**Entries from a page text collection**.
BEGIN

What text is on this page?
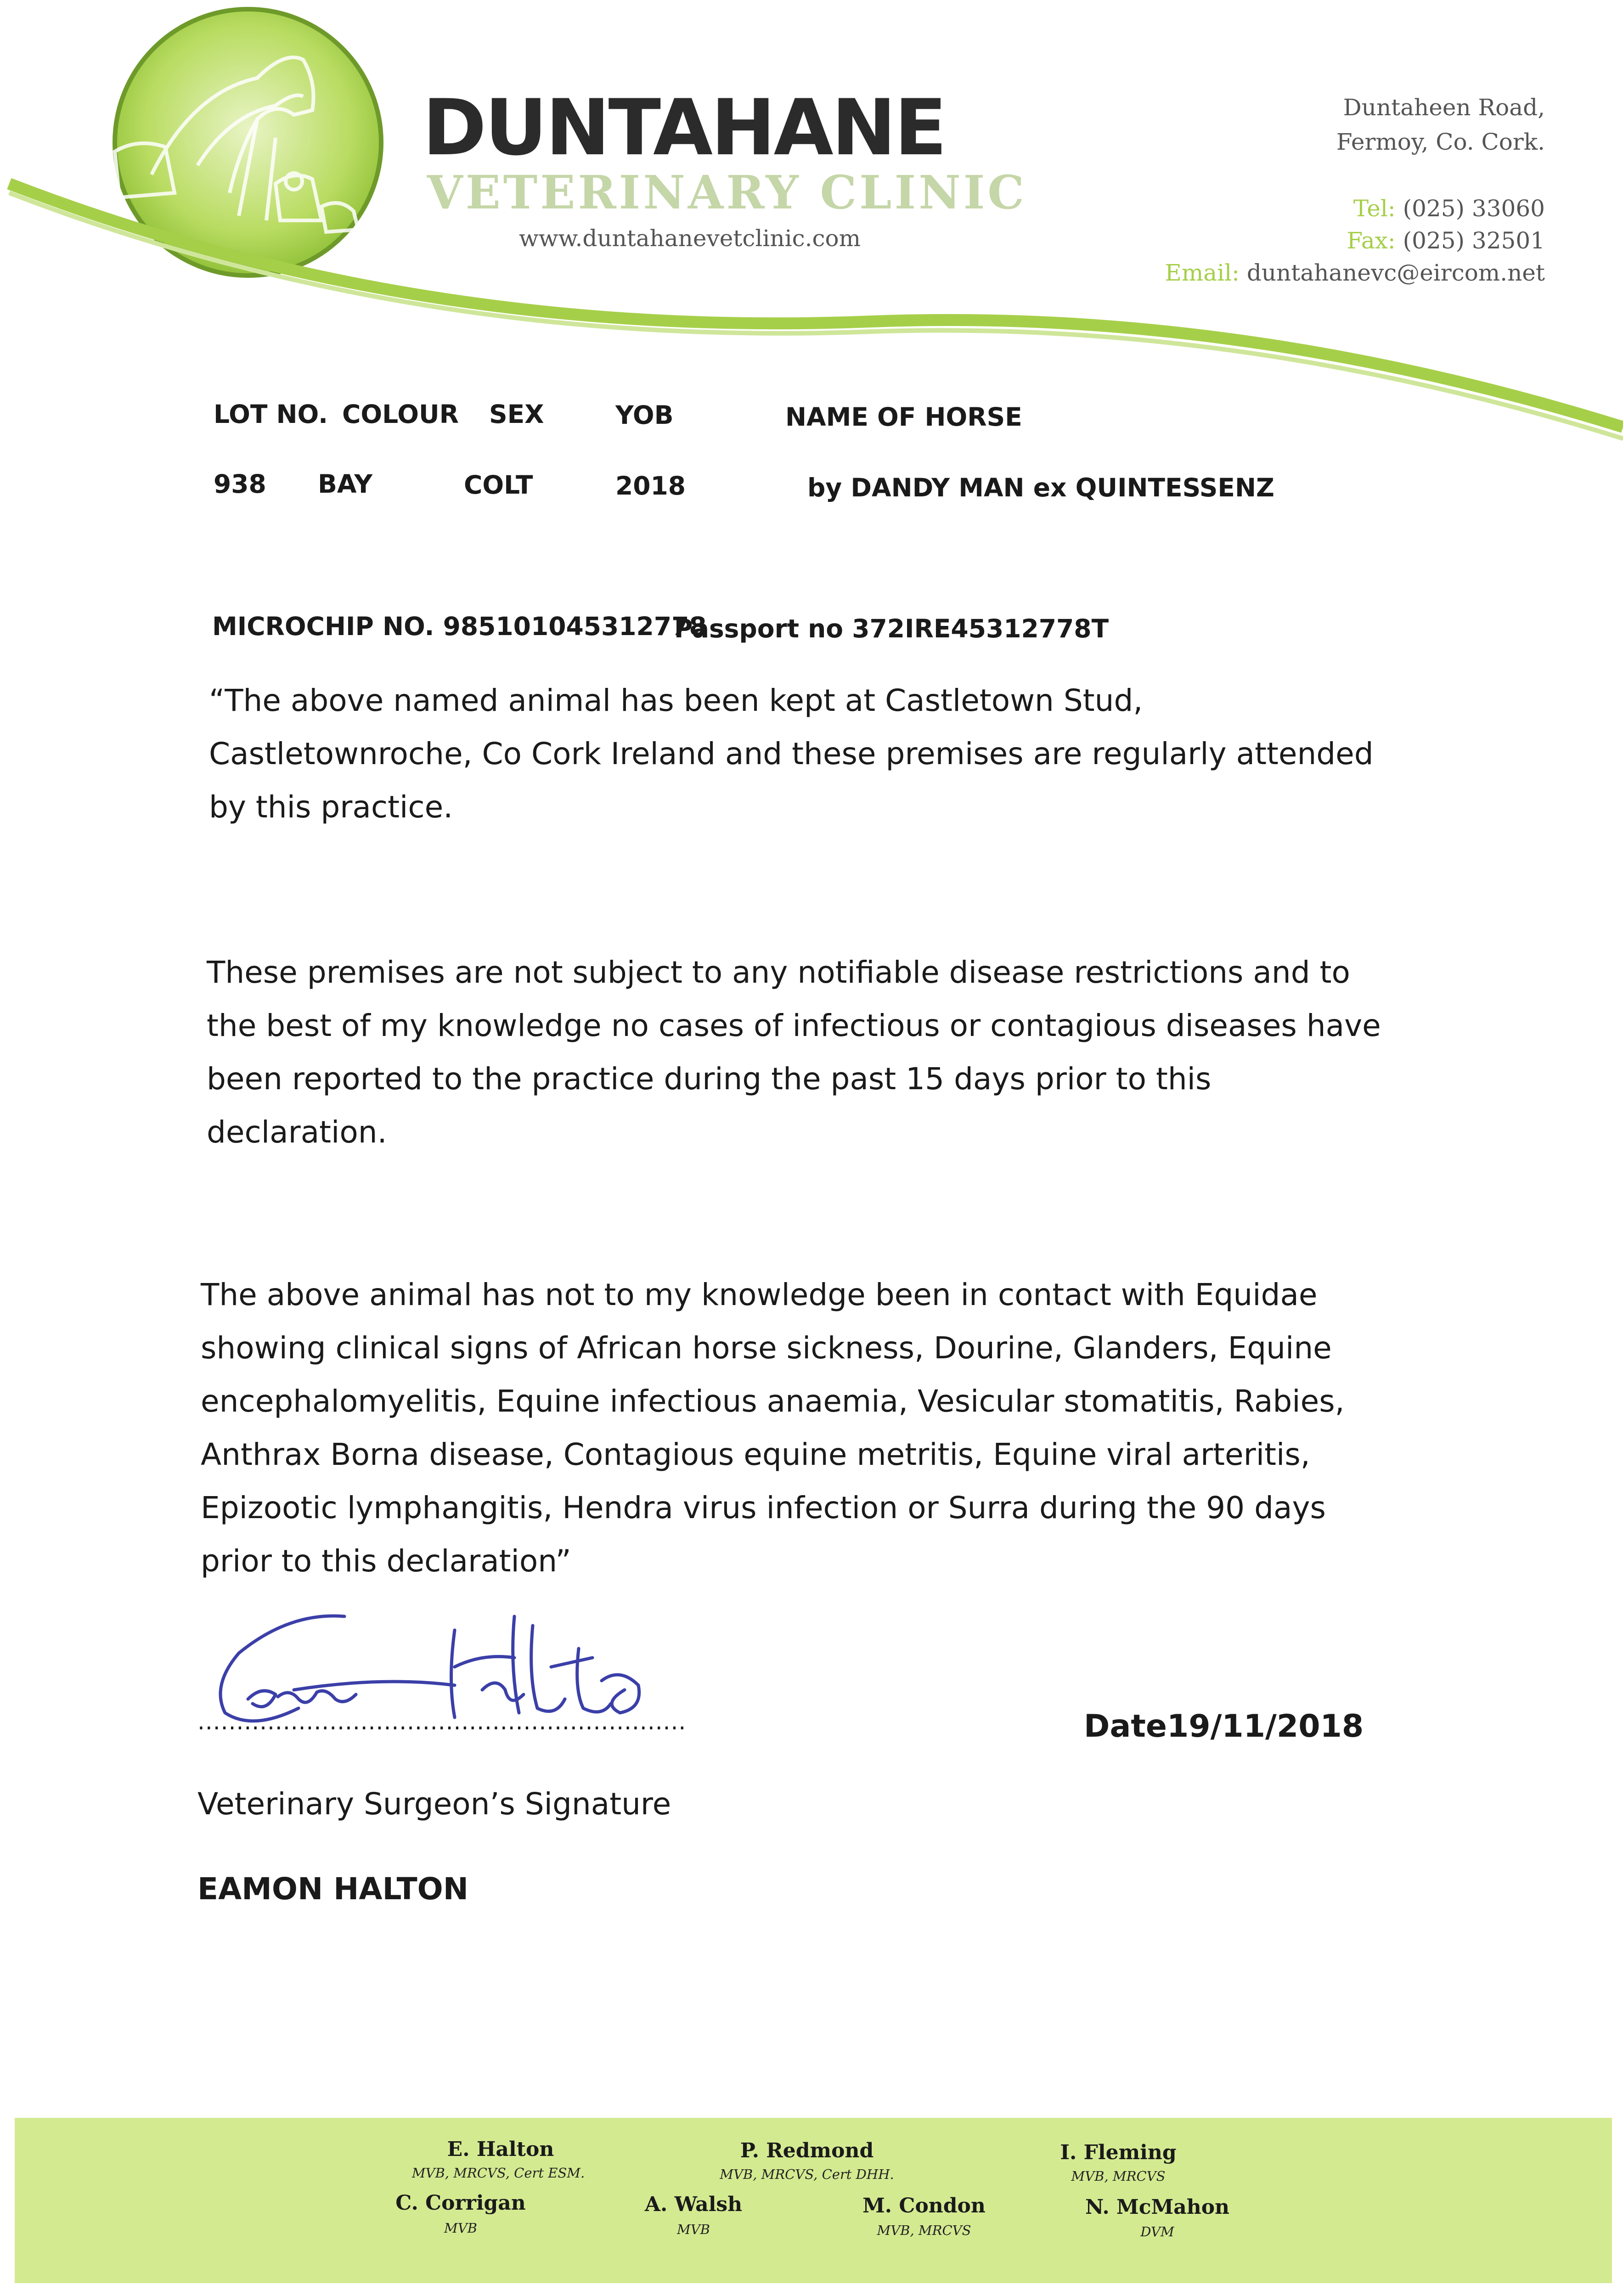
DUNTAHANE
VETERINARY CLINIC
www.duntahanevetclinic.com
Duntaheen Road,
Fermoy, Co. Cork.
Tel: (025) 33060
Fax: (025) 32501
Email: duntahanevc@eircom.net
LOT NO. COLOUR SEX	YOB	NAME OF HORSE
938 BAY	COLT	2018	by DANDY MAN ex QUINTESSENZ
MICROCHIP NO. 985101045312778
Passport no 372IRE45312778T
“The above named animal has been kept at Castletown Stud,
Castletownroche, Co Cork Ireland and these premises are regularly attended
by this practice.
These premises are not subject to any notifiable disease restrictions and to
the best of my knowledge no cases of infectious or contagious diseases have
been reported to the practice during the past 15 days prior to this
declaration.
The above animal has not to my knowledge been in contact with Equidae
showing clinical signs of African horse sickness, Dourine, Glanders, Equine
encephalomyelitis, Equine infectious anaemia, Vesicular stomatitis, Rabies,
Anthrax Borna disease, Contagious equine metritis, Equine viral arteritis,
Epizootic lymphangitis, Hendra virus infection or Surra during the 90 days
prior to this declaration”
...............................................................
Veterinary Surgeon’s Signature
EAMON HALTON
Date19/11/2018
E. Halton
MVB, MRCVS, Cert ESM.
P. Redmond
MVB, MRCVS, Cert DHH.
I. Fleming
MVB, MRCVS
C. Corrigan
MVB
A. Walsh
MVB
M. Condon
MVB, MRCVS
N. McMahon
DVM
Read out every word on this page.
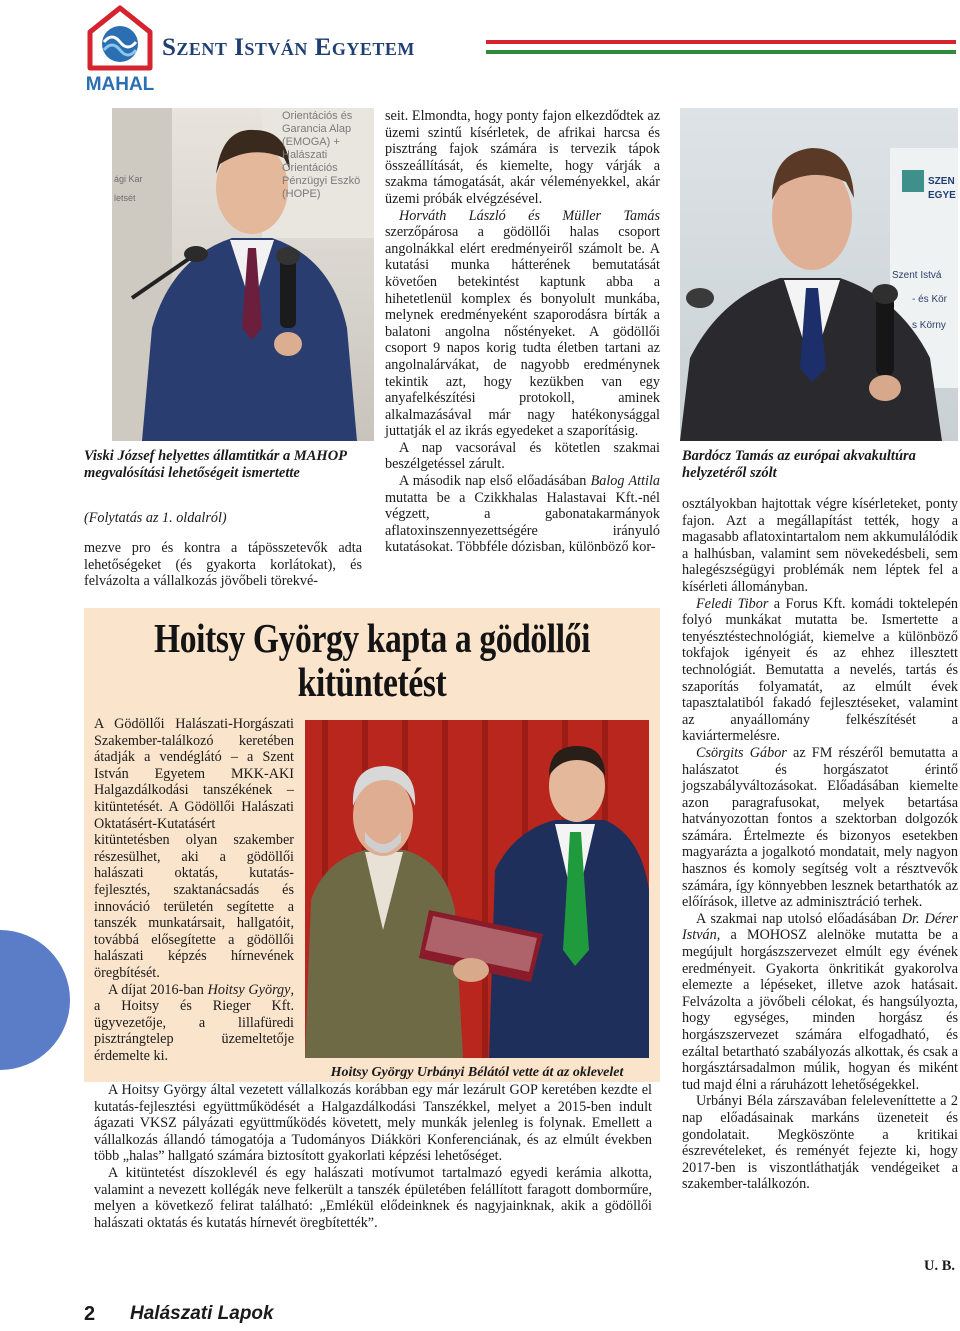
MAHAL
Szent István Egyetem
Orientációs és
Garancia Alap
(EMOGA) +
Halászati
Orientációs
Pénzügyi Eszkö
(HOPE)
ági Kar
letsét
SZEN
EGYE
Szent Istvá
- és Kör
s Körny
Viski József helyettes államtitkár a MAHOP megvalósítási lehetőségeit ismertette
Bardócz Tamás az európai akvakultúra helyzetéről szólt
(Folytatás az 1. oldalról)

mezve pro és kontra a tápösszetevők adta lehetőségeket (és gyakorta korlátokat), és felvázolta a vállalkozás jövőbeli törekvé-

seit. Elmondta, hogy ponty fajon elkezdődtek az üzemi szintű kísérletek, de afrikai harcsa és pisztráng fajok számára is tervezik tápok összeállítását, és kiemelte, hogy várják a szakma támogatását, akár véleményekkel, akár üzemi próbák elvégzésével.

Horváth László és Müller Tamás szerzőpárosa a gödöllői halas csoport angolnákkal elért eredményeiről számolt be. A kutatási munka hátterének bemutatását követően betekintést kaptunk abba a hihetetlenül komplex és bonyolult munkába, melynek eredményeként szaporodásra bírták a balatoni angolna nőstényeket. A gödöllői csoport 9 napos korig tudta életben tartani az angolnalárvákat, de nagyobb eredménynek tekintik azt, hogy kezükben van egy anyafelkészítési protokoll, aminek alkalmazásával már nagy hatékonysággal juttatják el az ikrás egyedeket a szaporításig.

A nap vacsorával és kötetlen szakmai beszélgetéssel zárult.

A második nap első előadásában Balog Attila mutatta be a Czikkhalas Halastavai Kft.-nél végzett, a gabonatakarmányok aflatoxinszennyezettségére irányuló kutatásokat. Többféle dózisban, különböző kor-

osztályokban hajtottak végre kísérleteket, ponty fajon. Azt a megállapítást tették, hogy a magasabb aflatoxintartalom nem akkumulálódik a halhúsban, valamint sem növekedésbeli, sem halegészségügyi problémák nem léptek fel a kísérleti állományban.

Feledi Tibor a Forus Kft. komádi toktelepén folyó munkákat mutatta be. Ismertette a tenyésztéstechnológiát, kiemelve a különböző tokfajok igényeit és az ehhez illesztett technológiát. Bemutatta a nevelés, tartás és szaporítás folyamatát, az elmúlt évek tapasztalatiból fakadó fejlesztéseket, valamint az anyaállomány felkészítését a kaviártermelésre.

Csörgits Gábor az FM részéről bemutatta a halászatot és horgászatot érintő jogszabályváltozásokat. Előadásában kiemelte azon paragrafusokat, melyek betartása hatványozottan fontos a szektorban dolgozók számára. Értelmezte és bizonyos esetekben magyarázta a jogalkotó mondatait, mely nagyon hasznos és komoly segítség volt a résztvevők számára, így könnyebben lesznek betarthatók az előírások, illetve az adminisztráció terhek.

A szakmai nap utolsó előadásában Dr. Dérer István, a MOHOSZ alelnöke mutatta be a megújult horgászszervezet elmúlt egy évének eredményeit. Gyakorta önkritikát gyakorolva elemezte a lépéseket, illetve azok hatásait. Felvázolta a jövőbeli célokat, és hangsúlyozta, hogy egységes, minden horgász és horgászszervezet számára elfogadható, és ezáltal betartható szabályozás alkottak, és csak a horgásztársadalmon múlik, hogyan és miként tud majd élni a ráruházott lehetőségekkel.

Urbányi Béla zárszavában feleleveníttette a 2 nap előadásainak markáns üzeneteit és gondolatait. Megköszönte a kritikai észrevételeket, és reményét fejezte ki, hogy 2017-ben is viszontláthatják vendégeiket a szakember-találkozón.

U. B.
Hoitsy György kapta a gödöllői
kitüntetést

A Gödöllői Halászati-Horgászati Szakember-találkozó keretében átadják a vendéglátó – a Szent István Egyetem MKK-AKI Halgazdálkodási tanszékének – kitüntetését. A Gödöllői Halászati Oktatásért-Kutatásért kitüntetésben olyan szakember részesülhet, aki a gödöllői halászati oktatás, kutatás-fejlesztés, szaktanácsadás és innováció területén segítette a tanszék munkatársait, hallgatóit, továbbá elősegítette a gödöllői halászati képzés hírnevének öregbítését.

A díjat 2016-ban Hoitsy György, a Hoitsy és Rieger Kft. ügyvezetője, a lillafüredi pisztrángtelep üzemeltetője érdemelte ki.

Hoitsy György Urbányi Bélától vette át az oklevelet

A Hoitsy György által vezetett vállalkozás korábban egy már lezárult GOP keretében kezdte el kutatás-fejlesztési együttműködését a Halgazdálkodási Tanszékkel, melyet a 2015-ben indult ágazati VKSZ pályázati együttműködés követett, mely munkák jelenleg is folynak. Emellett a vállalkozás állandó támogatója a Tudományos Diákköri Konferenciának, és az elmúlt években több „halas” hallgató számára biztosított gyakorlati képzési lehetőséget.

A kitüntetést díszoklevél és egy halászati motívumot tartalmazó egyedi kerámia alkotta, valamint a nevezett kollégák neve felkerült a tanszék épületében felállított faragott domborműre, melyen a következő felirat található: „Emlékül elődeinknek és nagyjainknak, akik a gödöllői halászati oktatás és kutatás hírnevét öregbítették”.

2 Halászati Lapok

END

**TASK STATEMENT**.
Return, from the data, each line where the string "been" occurs.

**OUTPUT OF THE TASK**.
“The above named animal has been kept at Castletown Stud,
been reported to the practice during the past 15 days prior to this
The above animal has not to my knowledge been in contact with Equidae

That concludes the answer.